### [WHAT YOU HAVE TO DO]
Below are the records; locate each line with the word "marker" and copy it.

Data records:
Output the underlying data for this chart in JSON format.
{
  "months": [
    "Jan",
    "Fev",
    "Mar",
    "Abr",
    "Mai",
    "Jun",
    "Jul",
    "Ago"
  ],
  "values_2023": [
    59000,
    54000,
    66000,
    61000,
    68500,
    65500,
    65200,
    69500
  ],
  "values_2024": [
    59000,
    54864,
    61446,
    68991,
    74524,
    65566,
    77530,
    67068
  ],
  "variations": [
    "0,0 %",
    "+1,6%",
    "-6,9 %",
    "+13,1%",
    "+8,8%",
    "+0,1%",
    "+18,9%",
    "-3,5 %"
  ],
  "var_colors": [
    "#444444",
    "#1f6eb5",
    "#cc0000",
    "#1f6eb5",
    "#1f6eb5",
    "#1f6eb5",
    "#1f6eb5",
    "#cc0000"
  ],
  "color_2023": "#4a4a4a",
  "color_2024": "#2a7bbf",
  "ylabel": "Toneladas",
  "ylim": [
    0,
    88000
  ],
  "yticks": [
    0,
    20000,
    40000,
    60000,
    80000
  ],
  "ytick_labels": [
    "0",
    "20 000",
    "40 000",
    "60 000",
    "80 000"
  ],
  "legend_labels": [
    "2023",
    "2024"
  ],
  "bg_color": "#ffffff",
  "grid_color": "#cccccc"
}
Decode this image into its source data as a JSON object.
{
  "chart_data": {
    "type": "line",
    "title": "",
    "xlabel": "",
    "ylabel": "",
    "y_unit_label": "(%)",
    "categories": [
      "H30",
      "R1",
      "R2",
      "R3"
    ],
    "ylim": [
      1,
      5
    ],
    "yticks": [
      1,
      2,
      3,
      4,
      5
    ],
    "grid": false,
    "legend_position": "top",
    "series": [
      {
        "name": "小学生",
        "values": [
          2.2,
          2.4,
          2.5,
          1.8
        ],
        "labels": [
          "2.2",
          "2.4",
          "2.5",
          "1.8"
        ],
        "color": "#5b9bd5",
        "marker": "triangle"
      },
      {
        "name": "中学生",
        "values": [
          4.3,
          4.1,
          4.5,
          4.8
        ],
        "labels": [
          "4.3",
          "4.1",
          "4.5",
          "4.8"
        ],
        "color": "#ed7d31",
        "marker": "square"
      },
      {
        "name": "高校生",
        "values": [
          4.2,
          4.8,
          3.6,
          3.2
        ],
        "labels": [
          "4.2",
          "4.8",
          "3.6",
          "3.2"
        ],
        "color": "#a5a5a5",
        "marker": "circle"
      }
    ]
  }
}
* * *
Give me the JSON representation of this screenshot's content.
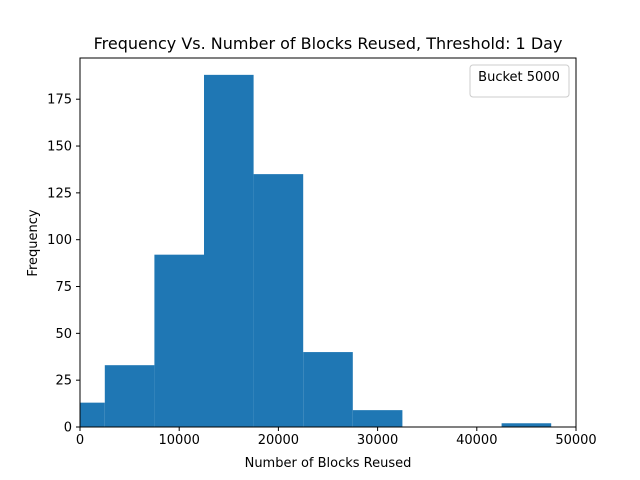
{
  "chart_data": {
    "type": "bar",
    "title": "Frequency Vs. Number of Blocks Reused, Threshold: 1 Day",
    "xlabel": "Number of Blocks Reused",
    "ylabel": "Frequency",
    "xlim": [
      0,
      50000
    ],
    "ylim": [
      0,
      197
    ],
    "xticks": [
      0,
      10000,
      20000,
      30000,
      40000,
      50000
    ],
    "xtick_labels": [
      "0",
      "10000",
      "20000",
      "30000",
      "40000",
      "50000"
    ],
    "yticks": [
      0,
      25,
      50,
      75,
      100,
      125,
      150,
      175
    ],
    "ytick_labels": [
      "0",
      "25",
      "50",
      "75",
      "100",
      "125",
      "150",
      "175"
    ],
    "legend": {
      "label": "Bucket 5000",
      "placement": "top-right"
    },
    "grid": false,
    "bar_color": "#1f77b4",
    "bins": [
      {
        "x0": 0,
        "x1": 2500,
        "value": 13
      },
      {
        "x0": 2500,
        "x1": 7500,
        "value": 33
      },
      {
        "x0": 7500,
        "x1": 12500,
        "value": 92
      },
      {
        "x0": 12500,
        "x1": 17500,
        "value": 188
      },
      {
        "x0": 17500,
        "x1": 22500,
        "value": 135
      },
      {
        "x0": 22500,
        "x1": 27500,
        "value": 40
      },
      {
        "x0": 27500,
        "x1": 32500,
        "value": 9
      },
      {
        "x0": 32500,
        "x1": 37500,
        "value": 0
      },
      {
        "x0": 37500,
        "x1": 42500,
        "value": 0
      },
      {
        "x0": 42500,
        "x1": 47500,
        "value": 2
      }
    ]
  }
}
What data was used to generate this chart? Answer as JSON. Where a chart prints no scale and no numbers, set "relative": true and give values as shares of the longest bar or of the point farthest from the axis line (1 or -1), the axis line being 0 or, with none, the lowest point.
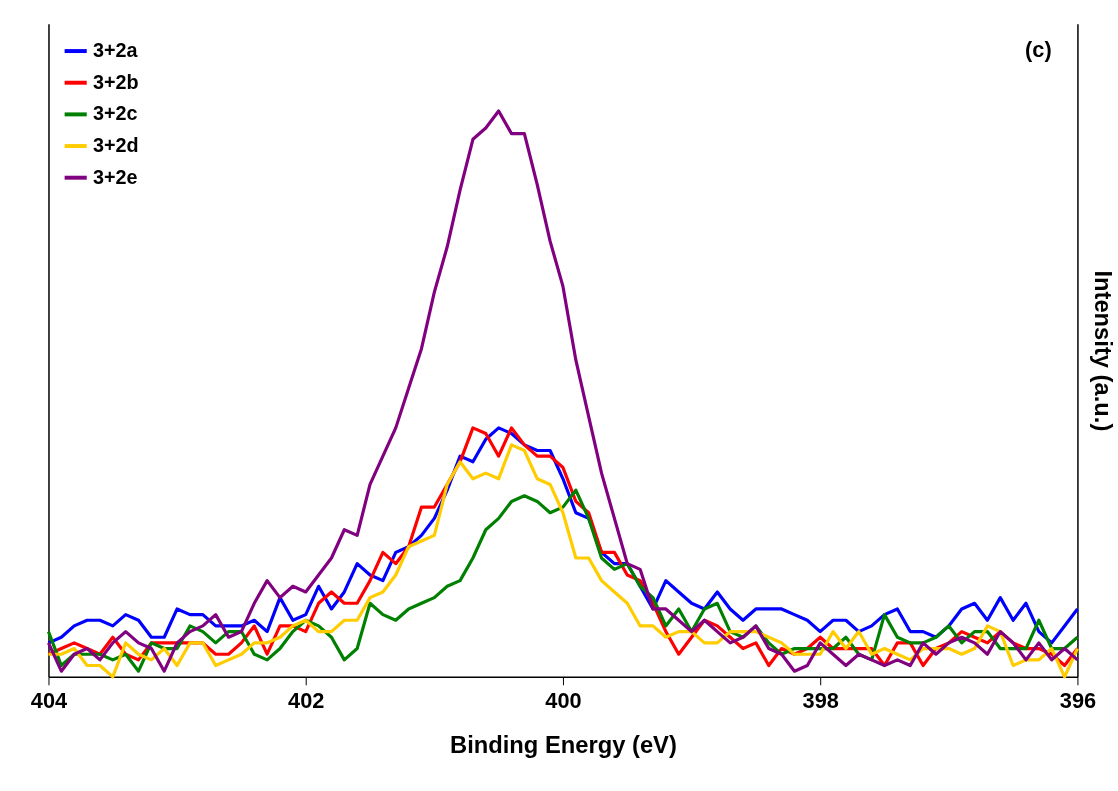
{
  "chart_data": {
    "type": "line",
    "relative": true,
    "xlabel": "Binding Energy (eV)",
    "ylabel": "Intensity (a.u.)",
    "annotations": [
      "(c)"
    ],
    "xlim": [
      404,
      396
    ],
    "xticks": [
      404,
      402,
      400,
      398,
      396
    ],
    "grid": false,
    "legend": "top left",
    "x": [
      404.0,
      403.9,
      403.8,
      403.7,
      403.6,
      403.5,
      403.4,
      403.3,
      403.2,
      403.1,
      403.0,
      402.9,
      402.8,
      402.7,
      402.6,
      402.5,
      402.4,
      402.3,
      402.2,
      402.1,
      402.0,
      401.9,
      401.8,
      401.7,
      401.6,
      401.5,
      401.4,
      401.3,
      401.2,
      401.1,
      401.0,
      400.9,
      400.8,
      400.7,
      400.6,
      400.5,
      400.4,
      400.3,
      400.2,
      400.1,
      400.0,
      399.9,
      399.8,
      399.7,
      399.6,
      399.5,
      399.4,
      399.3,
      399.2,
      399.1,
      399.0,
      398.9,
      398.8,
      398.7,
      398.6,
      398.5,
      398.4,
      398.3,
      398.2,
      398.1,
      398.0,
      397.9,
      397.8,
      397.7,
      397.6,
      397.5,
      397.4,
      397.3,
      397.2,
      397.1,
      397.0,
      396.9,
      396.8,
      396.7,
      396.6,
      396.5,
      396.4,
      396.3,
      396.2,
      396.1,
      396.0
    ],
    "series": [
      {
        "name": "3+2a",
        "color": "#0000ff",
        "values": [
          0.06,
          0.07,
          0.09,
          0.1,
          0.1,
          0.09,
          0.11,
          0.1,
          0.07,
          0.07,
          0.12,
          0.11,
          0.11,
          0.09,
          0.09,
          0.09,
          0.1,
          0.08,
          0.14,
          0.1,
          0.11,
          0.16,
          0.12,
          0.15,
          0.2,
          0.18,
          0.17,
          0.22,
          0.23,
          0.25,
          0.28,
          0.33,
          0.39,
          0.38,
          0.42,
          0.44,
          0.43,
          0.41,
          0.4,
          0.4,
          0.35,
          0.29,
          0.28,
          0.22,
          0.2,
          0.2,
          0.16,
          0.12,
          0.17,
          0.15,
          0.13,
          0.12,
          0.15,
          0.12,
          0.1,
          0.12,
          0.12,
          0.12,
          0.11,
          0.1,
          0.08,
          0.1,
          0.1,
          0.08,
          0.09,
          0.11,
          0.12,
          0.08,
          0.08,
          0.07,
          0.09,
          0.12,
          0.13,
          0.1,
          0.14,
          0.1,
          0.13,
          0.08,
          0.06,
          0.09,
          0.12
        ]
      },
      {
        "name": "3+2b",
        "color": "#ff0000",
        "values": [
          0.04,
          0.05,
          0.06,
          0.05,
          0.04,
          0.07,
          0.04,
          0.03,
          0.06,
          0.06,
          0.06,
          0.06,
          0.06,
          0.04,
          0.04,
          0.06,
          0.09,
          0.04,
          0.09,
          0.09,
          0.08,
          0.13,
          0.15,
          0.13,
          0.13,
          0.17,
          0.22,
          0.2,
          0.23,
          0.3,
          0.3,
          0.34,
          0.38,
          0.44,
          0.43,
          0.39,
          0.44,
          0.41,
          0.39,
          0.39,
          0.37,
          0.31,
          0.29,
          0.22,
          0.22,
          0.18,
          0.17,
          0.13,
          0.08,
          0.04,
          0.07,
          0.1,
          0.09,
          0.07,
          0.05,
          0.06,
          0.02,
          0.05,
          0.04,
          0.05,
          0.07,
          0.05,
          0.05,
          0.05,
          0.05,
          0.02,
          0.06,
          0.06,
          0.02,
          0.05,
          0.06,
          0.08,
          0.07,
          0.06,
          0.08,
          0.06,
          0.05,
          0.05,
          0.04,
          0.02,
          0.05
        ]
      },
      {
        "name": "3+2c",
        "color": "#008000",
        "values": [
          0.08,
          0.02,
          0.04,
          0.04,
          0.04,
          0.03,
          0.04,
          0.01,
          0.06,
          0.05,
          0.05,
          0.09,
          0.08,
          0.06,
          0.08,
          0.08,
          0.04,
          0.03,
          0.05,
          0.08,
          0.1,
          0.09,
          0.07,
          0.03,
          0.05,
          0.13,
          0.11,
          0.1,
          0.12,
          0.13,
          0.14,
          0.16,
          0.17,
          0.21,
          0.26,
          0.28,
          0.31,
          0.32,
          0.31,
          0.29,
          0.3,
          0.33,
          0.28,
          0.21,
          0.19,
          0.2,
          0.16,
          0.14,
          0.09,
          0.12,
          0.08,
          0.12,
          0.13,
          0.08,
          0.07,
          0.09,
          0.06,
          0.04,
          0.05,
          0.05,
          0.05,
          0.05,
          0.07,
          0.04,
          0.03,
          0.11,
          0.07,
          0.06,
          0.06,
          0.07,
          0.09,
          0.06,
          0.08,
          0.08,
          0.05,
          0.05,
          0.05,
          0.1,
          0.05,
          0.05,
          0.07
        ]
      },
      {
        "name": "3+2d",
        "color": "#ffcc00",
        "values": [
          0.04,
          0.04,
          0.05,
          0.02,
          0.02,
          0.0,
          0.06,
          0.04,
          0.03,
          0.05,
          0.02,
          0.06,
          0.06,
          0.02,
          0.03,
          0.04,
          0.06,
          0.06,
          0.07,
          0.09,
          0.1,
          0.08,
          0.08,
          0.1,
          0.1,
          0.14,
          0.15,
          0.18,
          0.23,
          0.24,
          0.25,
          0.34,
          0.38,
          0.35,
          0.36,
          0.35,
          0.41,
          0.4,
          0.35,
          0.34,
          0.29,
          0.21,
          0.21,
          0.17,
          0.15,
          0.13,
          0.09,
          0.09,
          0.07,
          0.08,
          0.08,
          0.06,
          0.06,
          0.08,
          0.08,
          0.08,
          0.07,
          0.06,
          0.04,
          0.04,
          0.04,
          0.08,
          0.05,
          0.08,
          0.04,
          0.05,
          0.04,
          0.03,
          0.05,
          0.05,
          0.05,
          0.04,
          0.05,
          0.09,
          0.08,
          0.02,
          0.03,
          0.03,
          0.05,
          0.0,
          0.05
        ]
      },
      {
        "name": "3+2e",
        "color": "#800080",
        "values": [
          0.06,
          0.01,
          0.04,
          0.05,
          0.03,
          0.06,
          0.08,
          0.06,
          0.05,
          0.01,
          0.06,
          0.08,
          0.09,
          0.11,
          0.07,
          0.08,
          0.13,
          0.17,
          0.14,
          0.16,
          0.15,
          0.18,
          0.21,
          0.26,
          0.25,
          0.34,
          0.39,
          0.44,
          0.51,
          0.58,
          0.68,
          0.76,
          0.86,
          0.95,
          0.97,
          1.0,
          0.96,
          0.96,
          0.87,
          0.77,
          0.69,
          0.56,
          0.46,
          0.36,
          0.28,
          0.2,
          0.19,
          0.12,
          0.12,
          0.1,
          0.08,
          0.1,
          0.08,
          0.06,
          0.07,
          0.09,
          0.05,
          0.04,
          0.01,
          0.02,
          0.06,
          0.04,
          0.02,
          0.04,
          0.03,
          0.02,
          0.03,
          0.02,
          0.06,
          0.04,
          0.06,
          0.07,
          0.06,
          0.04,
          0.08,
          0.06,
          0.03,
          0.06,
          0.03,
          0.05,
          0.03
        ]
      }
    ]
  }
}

### [FULL OUTPUT]
        "marker": "triangle"
        "marker": "square"
        "marker": "circle"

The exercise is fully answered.